*WHAT THE TASK ASKS*. Transcribe all the entries word for word, omitting any pictures they contain.

*SOURCE MATERIAL*.
^^^^^^^^
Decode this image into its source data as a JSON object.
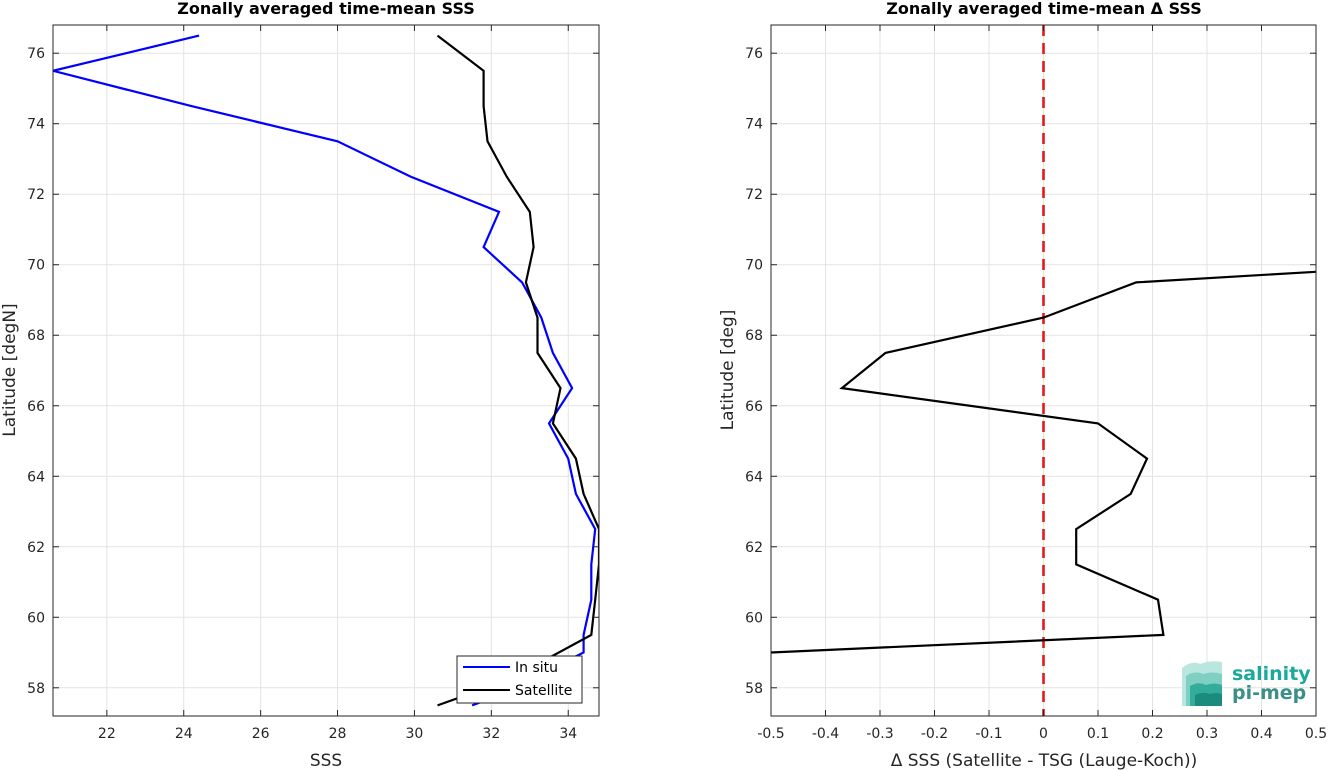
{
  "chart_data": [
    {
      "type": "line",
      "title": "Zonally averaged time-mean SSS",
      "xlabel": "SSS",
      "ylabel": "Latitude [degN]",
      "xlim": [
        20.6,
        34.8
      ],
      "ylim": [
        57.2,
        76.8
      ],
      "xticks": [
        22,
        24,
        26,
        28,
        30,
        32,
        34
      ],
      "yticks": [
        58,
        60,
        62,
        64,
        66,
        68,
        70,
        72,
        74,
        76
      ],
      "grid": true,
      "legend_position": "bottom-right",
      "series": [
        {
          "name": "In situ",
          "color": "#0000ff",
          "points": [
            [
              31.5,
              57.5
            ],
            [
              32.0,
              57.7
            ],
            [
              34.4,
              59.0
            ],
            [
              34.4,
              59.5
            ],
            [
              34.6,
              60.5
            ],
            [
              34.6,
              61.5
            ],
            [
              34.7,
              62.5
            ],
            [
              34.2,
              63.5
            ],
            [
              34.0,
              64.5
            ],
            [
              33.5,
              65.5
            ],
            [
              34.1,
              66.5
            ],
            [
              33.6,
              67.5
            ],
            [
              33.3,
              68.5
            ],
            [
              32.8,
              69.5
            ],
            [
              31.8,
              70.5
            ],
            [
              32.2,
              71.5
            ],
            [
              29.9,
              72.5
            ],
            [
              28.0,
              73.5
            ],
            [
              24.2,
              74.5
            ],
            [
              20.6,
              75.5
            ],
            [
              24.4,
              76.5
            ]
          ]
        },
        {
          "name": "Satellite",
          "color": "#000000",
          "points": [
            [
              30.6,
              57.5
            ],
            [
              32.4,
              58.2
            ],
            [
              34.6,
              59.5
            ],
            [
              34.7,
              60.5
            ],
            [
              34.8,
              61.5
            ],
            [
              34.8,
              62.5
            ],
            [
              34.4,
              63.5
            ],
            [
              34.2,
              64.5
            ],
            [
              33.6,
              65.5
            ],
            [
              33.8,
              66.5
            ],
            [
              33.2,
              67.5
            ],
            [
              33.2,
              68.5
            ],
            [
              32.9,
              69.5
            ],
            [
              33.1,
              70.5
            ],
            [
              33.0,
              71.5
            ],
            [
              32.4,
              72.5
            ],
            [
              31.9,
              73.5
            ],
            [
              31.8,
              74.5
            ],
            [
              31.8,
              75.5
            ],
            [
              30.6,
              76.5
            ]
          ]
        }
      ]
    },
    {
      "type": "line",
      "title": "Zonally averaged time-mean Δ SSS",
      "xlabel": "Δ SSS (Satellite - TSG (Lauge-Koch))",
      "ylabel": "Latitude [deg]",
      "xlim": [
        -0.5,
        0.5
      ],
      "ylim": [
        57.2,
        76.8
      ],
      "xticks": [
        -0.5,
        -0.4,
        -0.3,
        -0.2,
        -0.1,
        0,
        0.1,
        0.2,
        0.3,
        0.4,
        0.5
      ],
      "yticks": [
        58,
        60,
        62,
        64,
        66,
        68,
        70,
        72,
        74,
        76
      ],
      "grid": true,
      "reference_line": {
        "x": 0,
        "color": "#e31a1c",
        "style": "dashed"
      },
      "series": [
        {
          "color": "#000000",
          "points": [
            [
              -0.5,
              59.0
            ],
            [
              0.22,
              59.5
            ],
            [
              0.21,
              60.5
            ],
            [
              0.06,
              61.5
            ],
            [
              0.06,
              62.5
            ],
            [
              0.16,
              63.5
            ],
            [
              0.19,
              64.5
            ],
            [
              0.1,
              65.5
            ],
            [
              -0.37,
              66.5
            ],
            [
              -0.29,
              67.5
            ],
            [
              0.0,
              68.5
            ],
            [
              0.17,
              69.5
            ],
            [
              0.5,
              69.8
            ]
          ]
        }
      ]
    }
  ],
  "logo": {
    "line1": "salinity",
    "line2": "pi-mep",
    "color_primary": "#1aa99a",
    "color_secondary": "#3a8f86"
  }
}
^^^^^^^^
*TASK OUTPUT*.
Decode this image into its source data as a JSON object.
{
  "chart_data": [
    {
      "type": "line",
      "title": "Zonally averaged time-mean SSS",
      "xlabel": "SSS",
      "ylabel": "Latitude [degN]",
      "xlim": [
        20.6,
        34.8
      ],
      "ylim": [
        57.2,
        76.8
      ],
      "xticks": [
        22,
        24,
        26,
        28,
        30,
        32,
        34
      ],
      "yticks": [
        58,
        60,
        62,
        64,
        66,
        68,
        70,
        72,
        74,
        76
      ],
      "grid": true,
      "legend_position": "bottom-right",
      "series": [
        {
          "name": "In situ",
          "color": "#0000ff",
          "points": [
            [
              31.5,
              57.5
            ],
            [
              32.0,
              57.7
            ],
            [
              34.4,
              59.0
            ],
            [
              34.4,
              59.5
            ],
            [
              34.6,
              60.5
            ],
            [
              34.6,
              61.5
            ],
            [
              34.7,
              62.5
            ],
            [
              34.2,
              63.5
            ],
            [
              34.0,
              64.5
            ],
            [
              33.5,
              65.5
            ],
            [
              34.1,
              66.5
            ],
            [
              33.6,
              67.5
            ],
            [
              33.3,
              68.5
            ],
            [
              32.8,
              69.5
            ],
            [
              31.8,
              70.5
            ],
            [
              32.2,
              71.5
            ],
            [
              29.9,
              72.5
            ],
            [
              28.0,
              73.5
            ],
            [
              24.2,
              74.5
            ],
            [
              20.6,
              75.5
            ],
            [
              24.4,
              76.5
            ]
          ]
        },
        {
          "name": "Satellite",
          "color": "#000000",
          "points": [
            [
              30.6,
              57.5
            ],
            [
              32.4,
              58.2
            ],
            [
              34.6,
              59.5
            ],
            [
              34.7,
              60.5
            ],
            [
              34.8,
              61.5
            ],
            [
              34.8,
              62.5
            ],
            [
              34.4,
              63.5
            ],
            [
              34.2,
              64.5
            ],
            [
              33.6,
              65.5
            ],
            [
              33.8,
              66.5
            ],
            [
              33.2,
              67.5
            ],
            [
              33.2,
              68.5
            ],
            [
              32.9,
              69.5
            ],
            [
              33.1,
              70.5
            ],
            [
              33.0,
              71.5
            ],
            [
              32.4,
              72.5
            ],
            [
              31.9,
              73.5
            ],
            [
              31.8,
              74.5
            ],
            [
              31.8,
              75.5
            ],
            [
              30.6,
              76.5
            ]
          ]
        }
      ]
    },
    {
      "type": "line",
      "title": "Zonally averaged time-mean Δ SSS",
      "xlabel": "Δ SSS (Satellite - TSG (Lauge-Koch))",
      "ylabel": "Latitude [deg]",
      "xlim": [
        -0.5,
        0.5
      ],
      "ylim": [
        57.2,
        76.8
      ],
      "xticks": [
        -0.5,
        -0.4,
        -0.3,
        -0.2,
        -0.1,
        0,
        0.1,
        0.2,
        0.3,
        0.4,
        0.5
      ],
      "yticks": [
        58,
        60,
        62,
        64,
        66,
        68,
        70,
        72,
        74,
        76
      ],
      "grid": true,
      "reference_line": {
        "x": 0,
        "color": "#e31a1c",
        "style": "dashed"
      },
      "series": [
        {
          "color": "#000000",
          "points": [
            [
              -0.5,
              59.0
            ],
            [
              0.22,
              59.5
            ],
            [
              0.21,
              60.5
            ],
            [
              0.06,
              61.5
            ],
            [
              0.06,
              62.5
            ],
            [
              0.16,
              63.5
            ],
            [
              0.19,
              64.5
            ],
            [
              0.1,
              65.5
            ],
            [
              -0.37,
              66.5
            ],
            [
              -0.29,
              67.5
            ],
            [
              0.0,
              68.5
            ],
            [
              0.17,
              69.5
            ],
            [
              0.5,
              69.8
            ]
          ]
        }
      ]
    }
  ],
  "logo": {
    "line1": "salinity",
    "line2": "pi-mep",
    "color_primary": "#1aa99a",
    "color_secondary": "#3a8f86"
  }
}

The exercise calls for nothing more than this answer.